----- Exercise inputs

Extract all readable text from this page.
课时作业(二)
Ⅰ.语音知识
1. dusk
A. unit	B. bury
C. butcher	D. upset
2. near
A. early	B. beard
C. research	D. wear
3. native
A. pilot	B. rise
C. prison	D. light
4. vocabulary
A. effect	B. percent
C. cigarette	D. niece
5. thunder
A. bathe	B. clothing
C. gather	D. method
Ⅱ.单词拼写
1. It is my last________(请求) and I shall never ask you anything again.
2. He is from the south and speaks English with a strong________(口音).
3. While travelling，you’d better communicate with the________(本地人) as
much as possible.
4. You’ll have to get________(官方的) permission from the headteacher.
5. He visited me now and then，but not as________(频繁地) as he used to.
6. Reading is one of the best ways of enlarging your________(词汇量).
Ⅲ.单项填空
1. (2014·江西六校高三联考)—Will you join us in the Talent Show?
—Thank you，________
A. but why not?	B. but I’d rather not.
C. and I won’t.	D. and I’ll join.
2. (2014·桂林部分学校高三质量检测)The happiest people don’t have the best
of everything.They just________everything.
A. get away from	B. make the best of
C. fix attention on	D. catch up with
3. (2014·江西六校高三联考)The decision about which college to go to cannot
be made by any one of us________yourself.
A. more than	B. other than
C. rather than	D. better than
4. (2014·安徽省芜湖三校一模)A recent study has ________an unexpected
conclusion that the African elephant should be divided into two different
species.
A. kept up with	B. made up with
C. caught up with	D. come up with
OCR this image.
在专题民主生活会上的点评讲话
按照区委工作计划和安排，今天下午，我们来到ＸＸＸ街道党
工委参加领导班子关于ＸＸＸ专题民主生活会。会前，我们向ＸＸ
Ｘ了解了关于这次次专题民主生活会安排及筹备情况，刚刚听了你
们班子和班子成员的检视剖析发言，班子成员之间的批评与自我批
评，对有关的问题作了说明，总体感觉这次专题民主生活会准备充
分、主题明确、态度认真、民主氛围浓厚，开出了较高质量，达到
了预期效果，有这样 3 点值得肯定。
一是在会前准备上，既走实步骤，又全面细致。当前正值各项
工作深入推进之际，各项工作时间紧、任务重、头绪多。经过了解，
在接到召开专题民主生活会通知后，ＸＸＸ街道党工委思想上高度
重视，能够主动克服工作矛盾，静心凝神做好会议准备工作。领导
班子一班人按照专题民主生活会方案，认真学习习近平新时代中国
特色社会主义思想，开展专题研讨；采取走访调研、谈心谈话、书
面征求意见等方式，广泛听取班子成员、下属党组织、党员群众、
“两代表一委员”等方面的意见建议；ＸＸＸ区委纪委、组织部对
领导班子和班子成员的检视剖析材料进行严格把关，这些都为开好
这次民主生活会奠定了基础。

----------

* **Brief**: Make an exact copy of the records.

* **Full response**:
Extract all readable text from this page.
课时作业(二)
Ⅰ.语音知识
1. dusk
A. unit	B. bury
C. butcher	D. upset
2. near
A. early	B. beard
C. research	D. wear
3. native
A. pilot	B. rise
C. prison	D. light
4. vocabulary
A. effect	B. percent
C. cigarette	D. niece
5. thunder
A. bathe	B. clothing
C. gather	D. method
Ⅱ.单词拼写
1. It is my last________(请求) and I shall never ask you anything again.
2. He is from the south and speaks English with a strong________(口音).
3. While travelling，you’d better communicate with the________(本地人) as
much as possible.
4. You’ll have to get________(官方的) permission from the headteacher.
5. He visited me now and then，but not as________(频繁地) as he used to.
6. Reading is one of the best ways of enlarging your________(词汇量).
Ⅲ.单项填空
1. (2014·江西六校高三联考)—Will you join us in the Talent Show?
—Thank you，________
A. but why not?	B. but I’d rather not.
C. and I won’t.	D. and I’ll join.
2. (2014·桂林部分学校高三质量检测)The happiest people don’t have the best
of everything.They just________everything.
A. get away from	B. make the best of
C. fix attention on	D. catch up with
3. (2014·江西六校高三联考)The decision about which college to go to cannot
be made by any one of us________yourself.
A. more than	B. other than
C. rather than	D. better than
4. (2014·安徽省芜湖三校一模)A recent study has ________an unexpected
conclusion that the African elephant should be divided into two different
species.
A. kept up with	B. made up with
C. caught up with	D. come up with
OCR this image.
在专题民主生活会上的点评讲话
按照区委工作计划和安排，今天下午，我们来到ＸＸＸ街道党
工委参加领导班子关于ＸＸＸ专题民主生活会。会前，我们向ＸＸ
Ｘ了解了关于这次次专题民主生活会安排及筹备情况，刚刚听了你
们班子和班子成员的检视剖析发言，班子成员之间的批评与自我批
评，对有关的问题作了说明，总体感觉这次专题民主生活会准备充
分、主题明确、态度认真、民主氛围浓厚，开出了较高质量，达到
了预期效果，有这样 3 点值得肯定。
一是在会前准备上，既走实步骤，又全面细致。当前正值各项
工作深入推进之际，各项工作时间紧、任务重、头绪多。经过了解，
在接到召开专题民主生活会通知后，ＸＸＸ街道党工委思想上高度
重视，能够主动克服工作矛盾，静心凝神做好会议准备工作。领导
班子一班人按照专题民主生活会方案，认真学习习近平新时代中国
特色社会主义思想，开展专题研讨；采取走访调研、谈心谈话、书
面征求意见等方式，广泛听取班子成员、下属党组织、党员群众、
“两代表一委员”等方面的意见建议；ＸＸＸ区委纪委、组织部对
领导班子和班子成员的检视剖析材料进行严格把关，这些都为开好
这次民主生活会奠定了基础。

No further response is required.